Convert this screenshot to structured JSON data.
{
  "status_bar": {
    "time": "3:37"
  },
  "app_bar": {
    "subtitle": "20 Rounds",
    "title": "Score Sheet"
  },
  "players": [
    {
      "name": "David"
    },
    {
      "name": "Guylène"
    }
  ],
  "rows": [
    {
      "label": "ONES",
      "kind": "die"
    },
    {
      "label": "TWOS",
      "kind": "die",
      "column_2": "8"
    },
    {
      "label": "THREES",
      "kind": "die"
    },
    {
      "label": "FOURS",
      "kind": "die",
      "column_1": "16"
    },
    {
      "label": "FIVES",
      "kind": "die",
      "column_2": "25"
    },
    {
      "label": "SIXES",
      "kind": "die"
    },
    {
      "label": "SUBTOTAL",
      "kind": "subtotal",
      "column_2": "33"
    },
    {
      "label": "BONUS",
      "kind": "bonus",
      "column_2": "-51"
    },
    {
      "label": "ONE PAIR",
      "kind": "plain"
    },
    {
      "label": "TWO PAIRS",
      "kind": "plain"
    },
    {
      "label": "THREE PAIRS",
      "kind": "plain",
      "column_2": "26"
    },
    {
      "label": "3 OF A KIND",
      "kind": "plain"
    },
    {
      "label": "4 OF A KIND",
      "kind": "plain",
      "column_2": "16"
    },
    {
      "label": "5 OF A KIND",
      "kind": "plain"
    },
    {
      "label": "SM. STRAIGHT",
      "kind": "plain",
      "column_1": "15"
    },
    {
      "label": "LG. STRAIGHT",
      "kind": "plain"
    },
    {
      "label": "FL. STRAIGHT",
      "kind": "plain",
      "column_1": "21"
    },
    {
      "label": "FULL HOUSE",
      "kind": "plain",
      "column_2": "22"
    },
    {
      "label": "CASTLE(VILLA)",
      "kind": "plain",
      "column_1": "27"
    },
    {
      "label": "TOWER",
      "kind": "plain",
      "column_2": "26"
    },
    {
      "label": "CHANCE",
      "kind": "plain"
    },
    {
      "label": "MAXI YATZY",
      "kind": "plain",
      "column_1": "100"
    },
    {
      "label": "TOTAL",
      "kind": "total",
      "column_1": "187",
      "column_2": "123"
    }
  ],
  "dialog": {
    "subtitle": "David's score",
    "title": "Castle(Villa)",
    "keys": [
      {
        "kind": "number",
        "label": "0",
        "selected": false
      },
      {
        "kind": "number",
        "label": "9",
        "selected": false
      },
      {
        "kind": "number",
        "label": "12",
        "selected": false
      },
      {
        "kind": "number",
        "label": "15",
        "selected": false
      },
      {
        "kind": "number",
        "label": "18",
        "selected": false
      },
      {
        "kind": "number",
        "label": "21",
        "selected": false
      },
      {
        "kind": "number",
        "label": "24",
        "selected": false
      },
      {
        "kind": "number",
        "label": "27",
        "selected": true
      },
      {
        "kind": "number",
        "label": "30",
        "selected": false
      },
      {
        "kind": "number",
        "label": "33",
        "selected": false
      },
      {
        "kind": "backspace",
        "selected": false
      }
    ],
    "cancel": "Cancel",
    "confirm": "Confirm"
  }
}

# [PROBLEM DETAILS]
Copy every line of the records word for word.

# [TASK ANSWER]
Convert this screenshot to structured JSON data.
{
  "status_bar": {
    "time": "3:37"
  },
  "app_bar": {
    "subtitle": "20 Rounds",
    "title": "Score Sheet"
  },
  "players": [
    {
      "name": "David"
    },
    {
      "name": "Guylène"
    }
  ],
  "rows": [
    {
      "label": "ONES",
      "kind": "die"
    },
    {
      "label": "TWOS",
      "kind": "die",
      "column_2": "8"
    },
    {
      "label": "THREES",
      "kind": "die"
    },
    {
      "label": "FOURS",
      "kind": "die",
      "column_1": "16"
    },
    {
      "label": "FIVES",
      "kind": "die",
      "column_2": "25"
    },
    {
      "label": "SIXES",
      "kind": "die"
    },
    {
      "label": "SUBTOTAL",
      "kind": "subtotal",
      "column_2": "33"
    },
    {
      "label": "BONUS",
      "kind": "bonus",
      "column_2": "-51"
    },
    {
      "label": "ONE PAIR",
      "kind": "plain"
    },
    {
      "label": "TWO PAIRS",
      "kind": "plain"
    },
    {
      "label": "THREE PAIRS",
      "kind": "plain",
      "column_2": "26"
    },
    {
      "label": "3 OF A KIND",
      "kind": "plain"
    },
    {
      "label": "4 OF A KIND",
      "kind": "plain",
      "column_2": "16"
    },
    {
      "label": "5 OF A KIND",
      "kind": "plain"
    },
    {
      "label": "SM. STRAIGHT",
      "kind": "plain",
      "column_1": "15"
    },
    {
      "label": "LG. STRAIGHT",
      "kind": "plain"
    },
    {
      "label": "FL. STRAIGHT",
      "kind": "plain",
      "column_1": "21"
    },
    {
      "label": "FULL HOUSE",
      "kind": "plain",
      "column_2": "22"
    },
    {
      "label": "CASTLE(VILLA)",
      "kind": "plain",
      "column_1": "27"
    },
    {
      "label": "TOWER",
      "kind": "plain",
      "column_2": "26"
    },
    {
      "label": "CHANCE",
      "kind": "plain"
    },
    {
      "label": "MAXI YATZY",
      "kind": "plain",
      "column_1": "100"
    },
    {
      "label": "TOTAL",
      "kind": "total",
      "column_1": "187",
      "column_2": "123"
    }
  ],
  "dialog": {
    "subtitle": "David's score",
    "title": "Castle(Villa)",
    "keys": [
      {
        "kind": "number",
        "label": "0",
        "selected": false
      },
      {
        "kind": "number",
        "label": "9",
        "selected": false
      },
      {
        "kind": "number",
        "label": "12",
        "selected": false
      },
      {
        "kind": "number",
        "label": "15",
        "selected": false
      },
      {
        "kind": "number",
        "label": "18",
        "selected": false
      },
      {
        "kind": "number",
        "label": "21",
        "selected": false
      },
      {
        "kind": "number",
        "label": "24",
        "selected": false
      },
      {
        "kind": "number",
        "label": "27",
        "selected": true
      },
      {
        "kind": "number",
        "label": "30",
        "selected": false
      },
      {
        "kind": "number",
        "label": "33",
        "selected": false
      },
      {
        "kind": "backspace",
        "selected": false
      }
    ],
    "cancel": "Cancel",
    "confirm": "Confirm"
  }
}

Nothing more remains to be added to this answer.